» **PROBLEM DETAILS**
Show every line containing "Foglalkozás" by copying it.

>>>>

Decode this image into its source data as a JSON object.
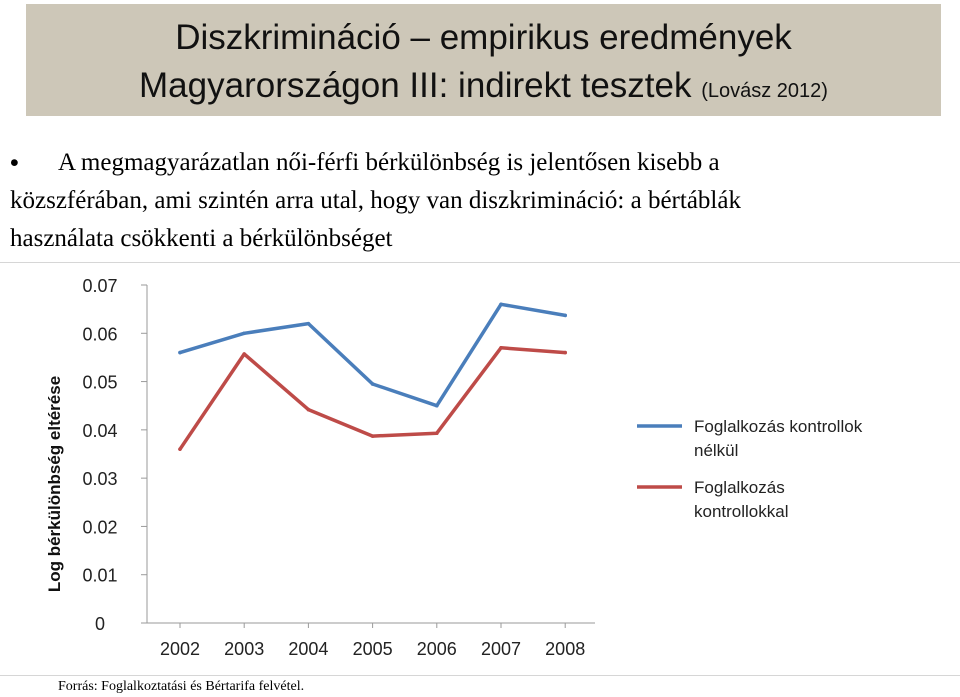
{
  "slide": {
    "title_line1": "Diszkrimináció – empirikus eredmények",
    "title_line2": "Magyarországon III: indirekt tesztek",
    "title_citation": "(Lovász 2012)",
    "bullet_lines": [
      "A megmagyarázatlan női-férfi bérkülönbség is jelentősen kisebb a",
      "közszférában, ami szintén arra utal, hogy van diszkrimináció: a bértáblák",
      "használata csökkenti a bérkülönbséget"
    ],
    "source_note": "Forrás: Foglalkoztatási és Bértarifa felvétel.",
    "colors": {
      "title_band": "#cdc7b8"
    }
  },
  "chart_data": {
    "type": "line",
    "x": [
      "2002",
      "2003",
      "2004",
      "2005",
      "2006",
      "2007",
      "2008"
    ],
    "series": [
      {
        "name": "Foglalkozás kontrollok nélkül",
        "legend_lines": [
          "Foglalkozás kontrollok",
          "nélkül"
        ],
        "values": [
          0.056,
          0.06,
          0.062,
          0.0495,
          0.045,
          0.066,
          0.0637
        ],
        "color": "#4a7ebb"
      },
      {
        "name": "Foglalkozás kontrollokkal",
        "legend_lines": [
          "Foglalkozás",
          "kontrollokkal"
        ],
        "values": [
          0.036,
          0.0557,
          0.0442,
          0.0387,
          0.0393,
          0.057,
          0.056
        ],
        "color": "#be4b48"
      }
    ],
    "ylabel": "Log bérkülönbség eltérése",
    "xlabel": "",
    "ylim": [
      0,
      0.07
    ],
    "yticks": [
      "0",
      "0.01",
      "0.02",
      "0.03",
      "0.04",
      "0.05",
      "0.06",
      "0.07"
    ],
    "grid": false,
    "legend_position": "right"
  }
}
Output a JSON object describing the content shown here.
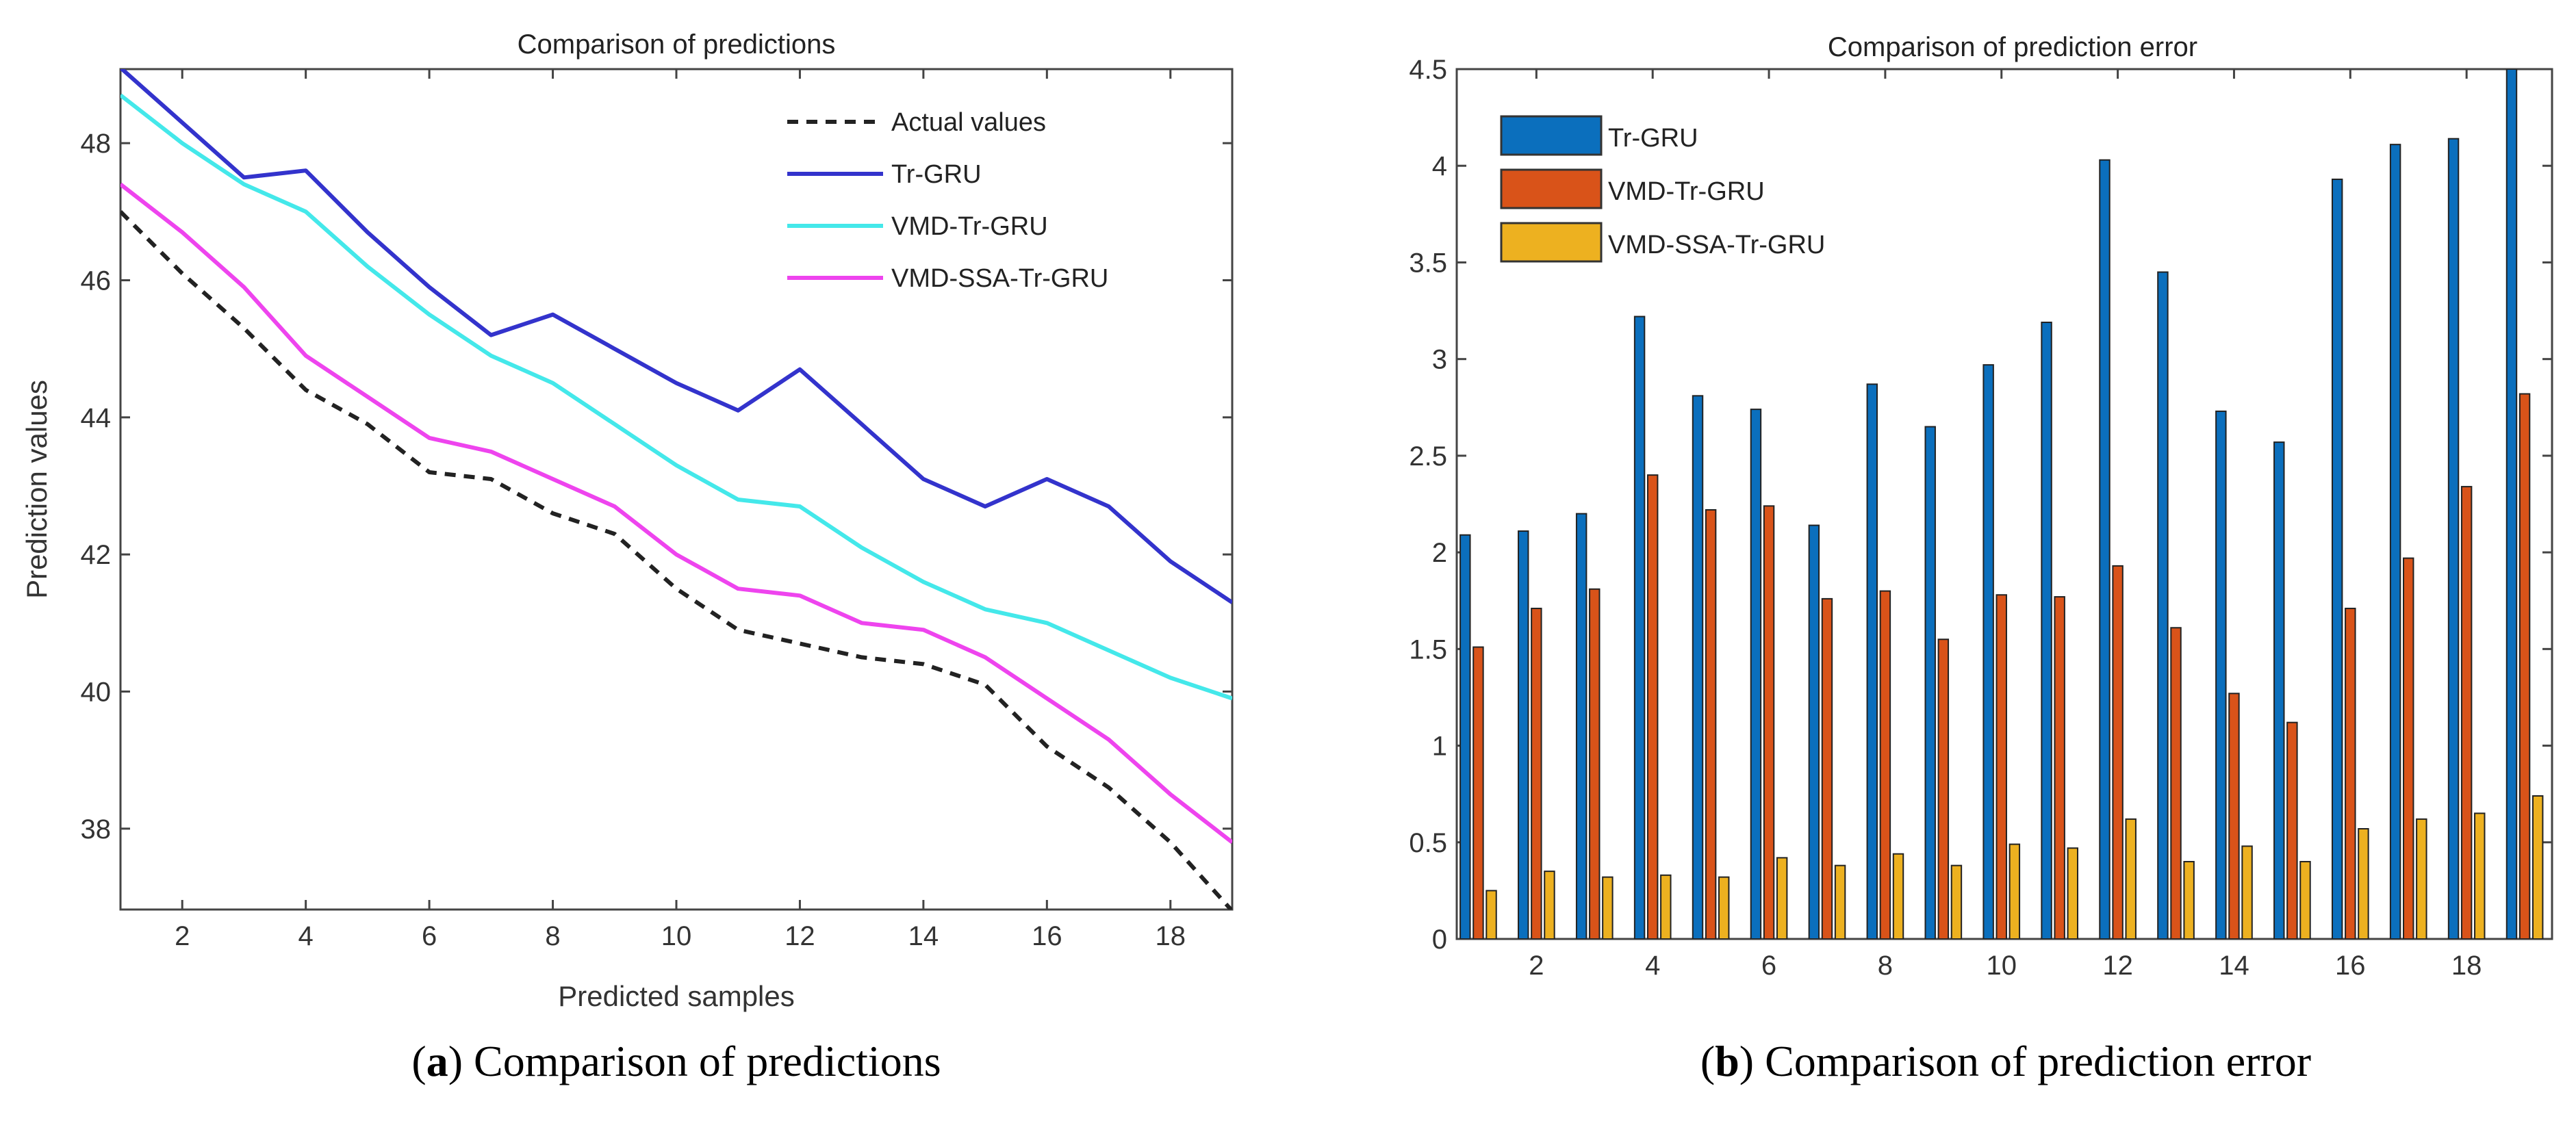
{
  "chart_data": [
    {
      "type": "line",
      "title": "Comparison of predictions",
      "xlabel": "Predicted samples",
      "ylabel": "Prediction values",
      "caption_letter": "a",
      "caption_text": " Comparison of predictions",
      "xlim": [
        1,
        19
      ],
      "ylim": [
        36.82,
        49.08
      ],
      "xticks": [
        2,
        4,
        6,
        8,
        10,
        12,
        14,
        16,
        18
      ],
      "yticks": [
        38,
        40,
        42,
        44,
        46,
        48
      ],
      "legend": "top-right",
      "x": [
        1,
        2,
        3,
        4,
        5,
        6,
        7,
        8,
        9,
        10,
        11,
        12,
        13,
        14,
        15,
        16,
        17,
        18,
        19
      ],
      "series": [
        {
          "name": "Actual values",
          "color": "#222222",
          "dashed": true,
          "values": [
            47.0,
            46.1,
            45.3,
            44.4,
            43.9,
            43.2,
            43.1,
            42.6,
            42.3,
            41.5,
            40.9,
            40.7,
            40.5,
            40.4,
            40.1,
            39.2,
            38.6,
            37.8,
            36.8
          ]
        },
        {
          "name": "Tr-GRU",
          "color": "#3333cc",
          "dashed": false,
          "values": [
            49.1,
            48.3,
            47.5,
            47.6,
            46.7,
            45.9,
            45.2,
            45.5,
            45.0,
            44.5,
            44.1,
            44.7,
            43.9,
            43.1,
            42.7,
            43.1,
            42.7,
            41.9,
            41.3
          ]
        },
        {
          "name": "VMD-Tr-GRU",
          "color": "#44e8ea",
          "dashed": false,
          "values": [
            48.7,
            48.0,
            47.4,
            47.0,
            46.2,
            45.5,
            44.9,
            44.5,
            43.9,
            43.3,
            42.8,
            42.7,
            42.1,
            41.6,
            41.2,
            41.0,
            40.6,
            40.2,
            39.9
          ]
        },
        {
          "name": "VMD-SSA-Tr-GRU",
          "color": "#ee44ee",
          "dashed": false,
          "values": [
            47.4,
            46.7,
            45.9,
            44.9,
            44.3,
            43.7,
            43.5,
            43.1,
            42.7,
            42.0,
            41.5,
            41.4,
            41.0,
            40.9,
            40.5,
            39.9,
            39.3,
            38.5,
            37.8
          ]
        }
      ]
    },
    {
      "type": "bar",
      "title": "Comparison of prediction error",
      "xlabel": "",
      "ylabel": "",
      "caption_letter": "b",
      "caption_text": " Comparison of prediction error",
      "xlim": [
        0.63,
        19.47
      ],
      "ylim": [
        0,
        4.5
      ],
      "xticks": [
        2,
        4,
        6,
        8,
        10,
        12,
        14,
        16,
        18
      ],
      "yticks": [
        0,
        0.5,
        1,
        1.5,
        2,
        2.5,
        3,
        3.5,
        4,
        4.5
      ],
      "legend": "top-left",
      "categories": [
        1,
        2,
        3,
        4,
        5,
        6,
        7,
        8,
        9,
        10,
        11,
        12,
        13,
        14,
        15,
        16,
        17,
        18,
        19
      ],
      "series": [
        {
          "name": "Tr-GRU",
          "color": "#0b6fbd",
          "values": [
            2.09,
            2.11,
            2.2,
            3.22,
            2.81,
            2.74,
            2.14,
            2.87,
            2.65,
            2.97,
            3.19,
            4.03,
            3.45,
            2.73,
            2.57,
            3.93,
            4.11,
            4.14,
            4.6
          ]
        },
        {
          "name": "VMD-Tr-GRU",
          "color": "#d95319",
          "values": [
            1.51,
            1.71,
            1.81,
            2.4,
            2.22,
            2.24,
            1.76,
            1.8,
            1.55,
            1.78,
            1.77,
            1.93,
            1.61,
            1.27,
            1.12,
            1.71,
            1.97,
            2.34,
            2.82
          ]
        },
        {
          "name": "VMD-SSA-Tr-GRU",
          "color": "#edb120",
          "values": [
            0.25,
            0.35,
            0.32,
            0.33,
            0.32,
            0.42,
            0.38,
            0.44,
            0.38,
            0.49,
            0.47,
            0.62,
            0.4,
            0.48,
            0.4,
            0.57,
            0.62,
            0.65,
            0.74
          ]
        }
      ]
    }
  ]
}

<<<<

» **RESPONSE BELOW**
        "name": "Foglalkozás kontrollok nélkül",
          "Foglalkozás kontrollok",
        "name": "Foglalkozás kontrollokkal",
          "Foglalkozás",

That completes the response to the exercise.